#### Task requirements:
Take all the material and copy it exactly.

#### Task material:
____________________
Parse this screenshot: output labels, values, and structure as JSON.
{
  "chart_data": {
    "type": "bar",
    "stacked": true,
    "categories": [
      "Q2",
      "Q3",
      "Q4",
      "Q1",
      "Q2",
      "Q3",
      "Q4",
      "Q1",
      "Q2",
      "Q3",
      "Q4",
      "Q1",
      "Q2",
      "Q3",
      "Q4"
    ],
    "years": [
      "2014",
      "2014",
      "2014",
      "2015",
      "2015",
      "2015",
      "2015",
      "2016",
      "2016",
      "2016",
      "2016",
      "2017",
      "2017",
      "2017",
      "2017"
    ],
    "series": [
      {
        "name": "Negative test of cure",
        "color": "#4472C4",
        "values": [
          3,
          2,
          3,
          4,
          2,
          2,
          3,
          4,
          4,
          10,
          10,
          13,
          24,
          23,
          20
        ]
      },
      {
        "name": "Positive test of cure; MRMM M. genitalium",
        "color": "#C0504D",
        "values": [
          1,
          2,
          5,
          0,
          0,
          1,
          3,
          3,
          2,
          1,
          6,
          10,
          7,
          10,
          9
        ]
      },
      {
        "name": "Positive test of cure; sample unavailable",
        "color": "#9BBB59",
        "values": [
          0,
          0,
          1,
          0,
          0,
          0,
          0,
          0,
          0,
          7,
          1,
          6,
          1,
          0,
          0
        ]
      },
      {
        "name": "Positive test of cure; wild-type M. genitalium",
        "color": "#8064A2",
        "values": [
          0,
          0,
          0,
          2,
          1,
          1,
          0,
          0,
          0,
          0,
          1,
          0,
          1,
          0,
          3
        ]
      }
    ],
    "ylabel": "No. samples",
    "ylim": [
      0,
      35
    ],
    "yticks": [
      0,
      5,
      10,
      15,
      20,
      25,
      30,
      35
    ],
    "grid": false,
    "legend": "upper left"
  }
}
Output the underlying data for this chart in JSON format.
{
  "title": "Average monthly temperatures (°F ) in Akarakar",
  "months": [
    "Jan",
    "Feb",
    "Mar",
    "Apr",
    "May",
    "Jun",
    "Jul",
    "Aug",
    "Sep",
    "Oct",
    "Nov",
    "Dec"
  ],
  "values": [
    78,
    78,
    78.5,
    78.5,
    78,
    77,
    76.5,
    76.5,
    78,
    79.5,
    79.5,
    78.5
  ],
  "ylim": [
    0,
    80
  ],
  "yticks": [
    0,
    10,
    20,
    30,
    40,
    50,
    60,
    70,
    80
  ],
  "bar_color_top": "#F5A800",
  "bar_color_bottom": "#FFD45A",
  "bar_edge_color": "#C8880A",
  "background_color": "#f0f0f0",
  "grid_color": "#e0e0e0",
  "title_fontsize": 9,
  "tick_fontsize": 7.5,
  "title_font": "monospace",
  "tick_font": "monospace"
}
____________________
#### Exercise answer:
Parse this screenshot: output labels, values, and structure as JSON.
{
  "chart_data": {
    "type": "bar",
    "stacked": true,
    "categories": [
      "Q2",
      "Q3",
      "Q4",
      "Q1",
      "Q2",
      "Q3",
      "Q4",
      "Q1",
      "Q2",
      "Q3",
      "Q4",
      "Q1",
      "Q2",
      "Q3",
      "Q4"
    ],
    "years": [
      "2014",
      "2014",
      "2014",
      "2015",
      "2015",
      "2015",
      "2015",
      "2016",
      "2016",
      "2016",
      "2016",
      "2017",
      "2017",
      "2017",
      "2017"
    ],
    "series": [
      {
        "name": "Negative test of cure",
        "color": "#4472C4",
        "values": [
          3,
          2,
          3,
          4,
          2,
          2,
          3,
          4,
          4,
          10,
          10,
          13,
          24,
          23,
          20
        ]
      },
      {
        "name": "Positive test of cure; MRMM M. genitalium",
        "color": "#C0504D",
        "values": [
          1,
          2,
          5,
          0,
          0,
          1,
          3,
          3,
          2,
          1,
          6,
          10,
          7,
          10,
          9
        ]
      },
      {
        "name": "Positive test of cure; sample unavailable",
        "color": "#9BBB59",
        "values": [
          0,
          0,
          1,
          0,
          0,
          0,
          0,
          0,
          0,
          7,
          1,
          6,
          1,
          0,
          0
        ]
      },
      {
        "name": "Positive test of cure; wild-type M. genitalium",
        "color": "#8064A2",
        "values": [
          0,
          0,
          0,
          2,
          1,
          1,
          0,
          0,
          0,
          0,
          1,
          0,
          1,
          0,
          3
        ]
      }
    ],
    "ylabel": "No. samples",
    "ylim": [
      0,
      35
    ],
    "yticks": [
      0,
      5,
      10,
      15,
      20,
      25,
      30,
      35
    ],
    "grid": false,
    "legend": "upper left"
  }
}
Output the underlying data for this chart in JSON format.
{
  "title": "Average monthly temperatures (°F ) in Akarakar",
  "months": [
    "Jan",
    "Feb",
    "Mar",
    "Apr",
    "May",
    "Jun",
    "Jul",
    "Aug",
    "Sep",
    "Oct",
    "Nov",
    "Dec"
  ],
  "values": [
    78,
    78,
    78.5,
    78.5,
    78,
    77,
    76.5,
    76.5,
    78,
    79.5,
    79.5,
    78.5
  ],
  "ylim": [
    0,
    80
  ],
  "yticks": [
    0,
    10,
    20,
    30,
    40,
    50,
    60,
    70,
    80
  ],
  "bar_color_top": "#F5A800",
  "bar_color_bottom": "#FFD45A",
  "bar_edge_color": "#C8880A",
  "background_color": "#f0f0f0",
  "grid_color": "#e0e0e0",
  "title_fontsize": 9,
  "tick_fontsize": 7.5,
  "title_font": "monospace",
  "tick_font": "monospace"
}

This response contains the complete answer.